• What the exercise asks
Turn the lines from the start of the listing up to and including the line with "view-all-button[interactable]: View All" into a numbered list, leaving out any blank lines.

━━━ Data supplied

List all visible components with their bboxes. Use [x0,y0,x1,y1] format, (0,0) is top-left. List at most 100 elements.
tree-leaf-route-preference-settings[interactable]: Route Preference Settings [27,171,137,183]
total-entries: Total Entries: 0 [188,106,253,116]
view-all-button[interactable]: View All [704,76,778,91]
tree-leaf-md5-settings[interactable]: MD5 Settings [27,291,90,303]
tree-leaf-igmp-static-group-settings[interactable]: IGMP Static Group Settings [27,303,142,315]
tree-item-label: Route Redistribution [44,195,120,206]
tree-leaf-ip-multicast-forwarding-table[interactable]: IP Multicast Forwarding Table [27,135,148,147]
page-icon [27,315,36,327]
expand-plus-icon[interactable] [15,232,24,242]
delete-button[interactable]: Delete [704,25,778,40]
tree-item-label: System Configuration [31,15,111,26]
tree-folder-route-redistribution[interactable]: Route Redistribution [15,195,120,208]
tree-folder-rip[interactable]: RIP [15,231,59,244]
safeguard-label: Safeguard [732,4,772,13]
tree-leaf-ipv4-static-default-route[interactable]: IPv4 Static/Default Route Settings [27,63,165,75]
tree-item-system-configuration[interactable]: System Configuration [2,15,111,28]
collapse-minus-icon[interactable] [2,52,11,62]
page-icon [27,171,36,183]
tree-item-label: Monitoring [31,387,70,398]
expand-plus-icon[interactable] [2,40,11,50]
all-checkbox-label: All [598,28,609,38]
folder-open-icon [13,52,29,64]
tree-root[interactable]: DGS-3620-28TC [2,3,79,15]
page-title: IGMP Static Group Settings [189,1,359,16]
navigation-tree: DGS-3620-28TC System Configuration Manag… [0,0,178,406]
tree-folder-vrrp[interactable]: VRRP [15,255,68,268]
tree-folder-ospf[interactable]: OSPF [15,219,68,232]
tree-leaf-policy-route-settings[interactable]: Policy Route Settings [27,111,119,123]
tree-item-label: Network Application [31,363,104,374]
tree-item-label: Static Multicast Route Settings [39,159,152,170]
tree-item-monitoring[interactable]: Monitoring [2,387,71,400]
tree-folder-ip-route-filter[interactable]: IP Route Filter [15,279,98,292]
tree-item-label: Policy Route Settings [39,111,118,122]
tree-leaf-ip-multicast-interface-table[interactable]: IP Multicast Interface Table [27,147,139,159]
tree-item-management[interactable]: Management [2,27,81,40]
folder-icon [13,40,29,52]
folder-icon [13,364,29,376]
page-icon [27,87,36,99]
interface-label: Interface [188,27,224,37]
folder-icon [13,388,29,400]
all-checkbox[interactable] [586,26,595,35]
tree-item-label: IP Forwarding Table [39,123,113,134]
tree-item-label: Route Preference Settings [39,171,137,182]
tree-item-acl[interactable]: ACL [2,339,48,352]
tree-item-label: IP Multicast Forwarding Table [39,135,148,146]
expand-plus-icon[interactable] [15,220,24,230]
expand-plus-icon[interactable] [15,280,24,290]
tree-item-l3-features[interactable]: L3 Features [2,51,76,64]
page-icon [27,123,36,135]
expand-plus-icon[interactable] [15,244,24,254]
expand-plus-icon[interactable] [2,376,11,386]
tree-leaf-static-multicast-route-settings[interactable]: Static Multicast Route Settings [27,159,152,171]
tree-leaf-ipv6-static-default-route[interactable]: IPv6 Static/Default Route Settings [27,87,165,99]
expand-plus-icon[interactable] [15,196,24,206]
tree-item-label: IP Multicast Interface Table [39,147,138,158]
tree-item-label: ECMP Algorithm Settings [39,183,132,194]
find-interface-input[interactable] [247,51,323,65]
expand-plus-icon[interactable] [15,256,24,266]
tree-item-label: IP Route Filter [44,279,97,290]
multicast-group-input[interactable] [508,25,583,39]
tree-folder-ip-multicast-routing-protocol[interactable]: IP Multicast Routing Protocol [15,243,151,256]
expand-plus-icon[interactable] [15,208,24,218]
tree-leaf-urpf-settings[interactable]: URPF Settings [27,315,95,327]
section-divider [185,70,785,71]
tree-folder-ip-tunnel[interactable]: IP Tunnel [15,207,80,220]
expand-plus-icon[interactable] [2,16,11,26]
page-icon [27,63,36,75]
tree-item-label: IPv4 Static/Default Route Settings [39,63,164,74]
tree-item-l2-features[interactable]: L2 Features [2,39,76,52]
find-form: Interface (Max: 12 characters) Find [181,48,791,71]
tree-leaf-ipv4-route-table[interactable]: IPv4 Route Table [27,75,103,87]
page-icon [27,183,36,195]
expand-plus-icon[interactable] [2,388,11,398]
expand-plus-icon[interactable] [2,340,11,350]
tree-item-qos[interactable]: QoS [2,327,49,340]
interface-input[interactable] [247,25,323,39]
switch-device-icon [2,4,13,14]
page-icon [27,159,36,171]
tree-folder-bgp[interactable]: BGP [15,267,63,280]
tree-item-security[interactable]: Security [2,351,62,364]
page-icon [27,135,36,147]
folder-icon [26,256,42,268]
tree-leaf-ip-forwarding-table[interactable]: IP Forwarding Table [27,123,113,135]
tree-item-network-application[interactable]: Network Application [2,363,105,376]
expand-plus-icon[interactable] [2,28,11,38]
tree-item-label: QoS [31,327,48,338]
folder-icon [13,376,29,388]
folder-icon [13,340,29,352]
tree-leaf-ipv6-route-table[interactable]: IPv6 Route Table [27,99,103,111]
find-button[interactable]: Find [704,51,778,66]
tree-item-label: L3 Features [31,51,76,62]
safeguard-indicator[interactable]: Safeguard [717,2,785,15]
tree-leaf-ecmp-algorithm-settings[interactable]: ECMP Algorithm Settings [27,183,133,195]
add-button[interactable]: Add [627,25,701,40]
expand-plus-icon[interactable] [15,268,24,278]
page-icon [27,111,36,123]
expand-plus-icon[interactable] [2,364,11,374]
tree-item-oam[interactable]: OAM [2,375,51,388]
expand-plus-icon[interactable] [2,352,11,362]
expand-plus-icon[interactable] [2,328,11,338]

━━━━━━

• Exercise solution
1. List all visible components with their bboxes. Use [x0,y0,x1,y1] format, (0,0) is top-left. List at most 100 elements.
2. tree-leaf-route-preference-settings[interactable]: Route Preference Settings [27,171,137,183]
3. total-entries: Total Entries: 0 [188,106,253,116]
4. view-all-button[interactable]: View All [704,76,778,91]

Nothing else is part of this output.